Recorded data

::::::::

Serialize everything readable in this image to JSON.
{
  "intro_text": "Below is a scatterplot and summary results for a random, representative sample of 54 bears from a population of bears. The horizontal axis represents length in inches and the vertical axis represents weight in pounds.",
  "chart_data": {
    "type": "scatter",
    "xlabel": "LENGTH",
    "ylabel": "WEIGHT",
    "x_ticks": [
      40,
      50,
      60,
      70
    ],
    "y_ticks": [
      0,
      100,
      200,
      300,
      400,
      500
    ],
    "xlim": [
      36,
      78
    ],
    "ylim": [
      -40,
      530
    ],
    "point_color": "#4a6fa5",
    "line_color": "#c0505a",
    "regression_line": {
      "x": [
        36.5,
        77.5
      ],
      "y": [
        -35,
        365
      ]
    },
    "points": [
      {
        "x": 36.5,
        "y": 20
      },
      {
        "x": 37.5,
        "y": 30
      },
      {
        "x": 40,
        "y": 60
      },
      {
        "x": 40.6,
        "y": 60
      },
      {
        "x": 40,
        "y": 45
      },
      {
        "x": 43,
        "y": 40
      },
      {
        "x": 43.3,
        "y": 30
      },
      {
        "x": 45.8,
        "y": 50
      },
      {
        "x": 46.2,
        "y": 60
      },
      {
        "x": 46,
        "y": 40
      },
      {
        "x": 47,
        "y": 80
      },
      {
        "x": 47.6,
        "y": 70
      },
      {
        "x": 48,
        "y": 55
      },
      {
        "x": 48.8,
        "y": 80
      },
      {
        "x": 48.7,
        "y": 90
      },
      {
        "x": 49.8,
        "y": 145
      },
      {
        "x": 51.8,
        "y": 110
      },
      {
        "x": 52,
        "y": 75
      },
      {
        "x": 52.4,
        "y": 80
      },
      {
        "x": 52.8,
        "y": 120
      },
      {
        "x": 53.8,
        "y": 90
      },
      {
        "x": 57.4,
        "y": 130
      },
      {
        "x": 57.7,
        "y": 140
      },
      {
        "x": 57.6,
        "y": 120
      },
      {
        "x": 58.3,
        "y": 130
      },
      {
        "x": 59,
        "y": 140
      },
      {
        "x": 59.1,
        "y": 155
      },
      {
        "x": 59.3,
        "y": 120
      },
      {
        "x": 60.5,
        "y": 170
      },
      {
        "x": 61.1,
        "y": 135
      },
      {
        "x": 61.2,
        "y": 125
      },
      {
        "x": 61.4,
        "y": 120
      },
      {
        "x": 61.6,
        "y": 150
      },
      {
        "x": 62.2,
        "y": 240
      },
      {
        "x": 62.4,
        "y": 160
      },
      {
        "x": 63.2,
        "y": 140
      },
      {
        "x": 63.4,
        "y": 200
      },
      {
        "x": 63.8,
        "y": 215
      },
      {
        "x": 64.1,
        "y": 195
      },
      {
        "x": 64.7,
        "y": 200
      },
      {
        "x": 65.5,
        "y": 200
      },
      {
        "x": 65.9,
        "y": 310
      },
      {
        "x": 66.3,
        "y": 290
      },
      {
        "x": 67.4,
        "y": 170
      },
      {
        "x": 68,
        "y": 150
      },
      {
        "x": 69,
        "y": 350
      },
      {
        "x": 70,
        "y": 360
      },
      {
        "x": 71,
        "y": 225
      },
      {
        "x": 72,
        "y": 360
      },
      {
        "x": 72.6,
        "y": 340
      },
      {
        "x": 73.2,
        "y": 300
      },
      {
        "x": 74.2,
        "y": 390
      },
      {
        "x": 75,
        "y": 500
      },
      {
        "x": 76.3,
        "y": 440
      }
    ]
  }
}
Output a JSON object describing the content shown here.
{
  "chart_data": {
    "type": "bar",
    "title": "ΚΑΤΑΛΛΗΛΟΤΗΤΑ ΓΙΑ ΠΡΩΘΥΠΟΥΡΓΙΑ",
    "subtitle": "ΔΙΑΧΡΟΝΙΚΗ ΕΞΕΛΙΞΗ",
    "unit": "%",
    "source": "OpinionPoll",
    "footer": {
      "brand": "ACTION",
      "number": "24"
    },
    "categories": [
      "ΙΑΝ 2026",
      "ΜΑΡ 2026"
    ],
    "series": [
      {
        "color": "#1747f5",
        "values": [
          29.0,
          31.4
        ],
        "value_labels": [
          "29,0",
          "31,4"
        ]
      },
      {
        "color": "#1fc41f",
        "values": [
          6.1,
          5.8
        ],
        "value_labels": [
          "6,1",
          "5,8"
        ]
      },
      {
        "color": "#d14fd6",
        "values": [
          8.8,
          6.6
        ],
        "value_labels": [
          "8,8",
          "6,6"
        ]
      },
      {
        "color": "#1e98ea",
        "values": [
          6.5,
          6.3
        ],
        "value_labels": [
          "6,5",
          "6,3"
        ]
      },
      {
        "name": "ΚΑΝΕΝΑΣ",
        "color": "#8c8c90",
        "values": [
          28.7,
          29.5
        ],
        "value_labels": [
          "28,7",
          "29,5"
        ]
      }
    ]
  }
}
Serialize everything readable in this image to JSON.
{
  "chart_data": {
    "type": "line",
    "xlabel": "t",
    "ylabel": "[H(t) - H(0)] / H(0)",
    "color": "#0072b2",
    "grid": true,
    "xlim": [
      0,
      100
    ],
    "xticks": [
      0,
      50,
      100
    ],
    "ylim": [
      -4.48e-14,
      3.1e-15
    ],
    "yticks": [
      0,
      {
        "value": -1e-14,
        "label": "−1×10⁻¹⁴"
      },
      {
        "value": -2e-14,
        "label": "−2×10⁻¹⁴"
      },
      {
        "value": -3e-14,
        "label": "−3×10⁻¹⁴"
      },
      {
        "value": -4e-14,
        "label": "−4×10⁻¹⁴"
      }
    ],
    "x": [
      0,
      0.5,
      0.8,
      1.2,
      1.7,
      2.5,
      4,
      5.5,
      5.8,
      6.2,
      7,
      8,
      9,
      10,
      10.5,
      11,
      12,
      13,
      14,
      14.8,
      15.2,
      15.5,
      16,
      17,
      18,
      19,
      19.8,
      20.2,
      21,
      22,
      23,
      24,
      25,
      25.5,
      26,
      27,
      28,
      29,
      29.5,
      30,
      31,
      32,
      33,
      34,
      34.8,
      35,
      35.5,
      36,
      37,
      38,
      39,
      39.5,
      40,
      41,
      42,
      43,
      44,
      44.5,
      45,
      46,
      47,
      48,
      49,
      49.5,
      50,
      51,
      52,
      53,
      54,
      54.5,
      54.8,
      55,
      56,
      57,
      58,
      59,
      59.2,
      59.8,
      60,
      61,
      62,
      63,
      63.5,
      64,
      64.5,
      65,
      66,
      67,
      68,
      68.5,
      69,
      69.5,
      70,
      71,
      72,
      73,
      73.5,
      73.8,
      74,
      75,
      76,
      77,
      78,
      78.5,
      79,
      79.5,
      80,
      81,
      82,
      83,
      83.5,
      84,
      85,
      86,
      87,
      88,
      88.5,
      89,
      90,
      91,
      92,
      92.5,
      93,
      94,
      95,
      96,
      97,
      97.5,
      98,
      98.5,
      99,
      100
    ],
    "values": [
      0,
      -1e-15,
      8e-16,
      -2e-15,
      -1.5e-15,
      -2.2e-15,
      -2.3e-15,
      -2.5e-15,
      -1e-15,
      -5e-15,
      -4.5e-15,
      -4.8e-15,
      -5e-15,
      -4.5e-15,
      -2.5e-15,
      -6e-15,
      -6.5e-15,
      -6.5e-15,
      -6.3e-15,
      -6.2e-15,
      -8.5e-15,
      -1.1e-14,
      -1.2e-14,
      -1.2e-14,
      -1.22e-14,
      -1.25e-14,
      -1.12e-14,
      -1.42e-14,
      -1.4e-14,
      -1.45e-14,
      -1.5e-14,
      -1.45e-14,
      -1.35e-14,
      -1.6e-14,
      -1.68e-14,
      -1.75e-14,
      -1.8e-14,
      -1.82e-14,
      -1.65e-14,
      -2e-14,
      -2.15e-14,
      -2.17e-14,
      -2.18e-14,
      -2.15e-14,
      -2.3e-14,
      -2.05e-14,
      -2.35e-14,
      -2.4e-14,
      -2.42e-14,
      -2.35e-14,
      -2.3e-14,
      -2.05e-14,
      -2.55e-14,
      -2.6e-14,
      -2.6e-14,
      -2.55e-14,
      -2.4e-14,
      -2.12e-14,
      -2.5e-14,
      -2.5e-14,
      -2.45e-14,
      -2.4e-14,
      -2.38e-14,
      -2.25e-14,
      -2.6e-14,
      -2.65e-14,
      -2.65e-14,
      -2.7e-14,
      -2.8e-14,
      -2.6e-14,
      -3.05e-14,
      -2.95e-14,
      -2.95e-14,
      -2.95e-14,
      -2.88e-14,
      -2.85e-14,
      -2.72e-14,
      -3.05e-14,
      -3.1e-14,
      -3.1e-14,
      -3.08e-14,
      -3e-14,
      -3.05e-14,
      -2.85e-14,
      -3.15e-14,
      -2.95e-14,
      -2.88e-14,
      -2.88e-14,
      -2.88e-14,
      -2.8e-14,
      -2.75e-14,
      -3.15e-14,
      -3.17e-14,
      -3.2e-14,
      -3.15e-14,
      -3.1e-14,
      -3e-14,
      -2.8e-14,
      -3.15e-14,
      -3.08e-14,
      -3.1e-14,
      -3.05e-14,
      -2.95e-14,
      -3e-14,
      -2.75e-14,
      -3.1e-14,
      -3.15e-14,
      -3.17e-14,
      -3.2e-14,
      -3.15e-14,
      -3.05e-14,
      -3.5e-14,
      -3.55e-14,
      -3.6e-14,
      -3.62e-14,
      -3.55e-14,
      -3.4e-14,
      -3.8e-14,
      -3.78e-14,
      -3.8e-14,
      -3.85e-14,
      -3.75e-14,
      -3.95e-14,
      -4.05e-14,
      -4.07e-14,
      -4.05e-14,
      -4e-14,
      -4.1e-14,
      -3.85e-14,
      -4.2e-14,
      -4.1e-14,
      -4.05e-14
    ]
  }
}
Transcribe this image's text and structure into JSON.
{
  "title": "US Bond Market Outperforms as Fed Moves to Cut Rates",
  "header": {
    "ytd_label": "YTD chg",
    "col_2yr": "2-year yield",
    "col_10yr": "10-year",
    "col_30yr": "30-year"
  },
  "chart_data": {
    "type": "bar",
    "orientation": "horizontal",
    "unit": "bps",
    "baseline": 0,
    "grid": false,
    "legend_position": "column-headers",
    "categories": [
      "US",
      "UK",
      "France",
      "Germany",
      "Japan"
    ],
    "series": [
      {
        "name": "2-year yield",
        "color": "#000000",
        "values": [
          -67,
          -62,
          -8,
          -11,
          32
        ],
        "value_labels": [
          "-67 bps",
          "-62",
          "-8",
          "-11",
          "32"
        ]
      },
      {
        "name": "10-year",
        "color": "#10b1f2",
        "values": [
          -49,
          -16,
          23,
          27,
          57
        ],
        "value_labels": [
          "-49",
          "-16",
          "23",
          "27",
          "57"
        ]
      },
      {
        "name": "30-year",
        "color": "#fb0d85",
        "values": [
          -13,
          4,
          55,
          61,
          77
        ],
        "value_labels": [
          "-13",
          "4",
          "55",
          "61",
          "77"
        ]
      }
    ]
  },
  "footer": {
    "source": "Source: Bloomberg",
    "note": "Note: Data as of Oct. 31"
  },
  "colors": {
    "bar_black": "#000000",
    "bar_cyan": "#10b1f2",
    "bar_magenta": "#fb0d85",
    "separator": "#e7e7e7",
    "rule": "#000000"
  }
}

::::::::

REQUIRED TASK | Check every line of the data above for the string "JSON", and copy those that have it.

EXPECTED OUTPUT |
Serialize everything readable in this image to JSON.
Output a JSON object describing the content shown here.
Serialize everything readable in this image to JSON.
Transcribe this image's text and structure into JSON.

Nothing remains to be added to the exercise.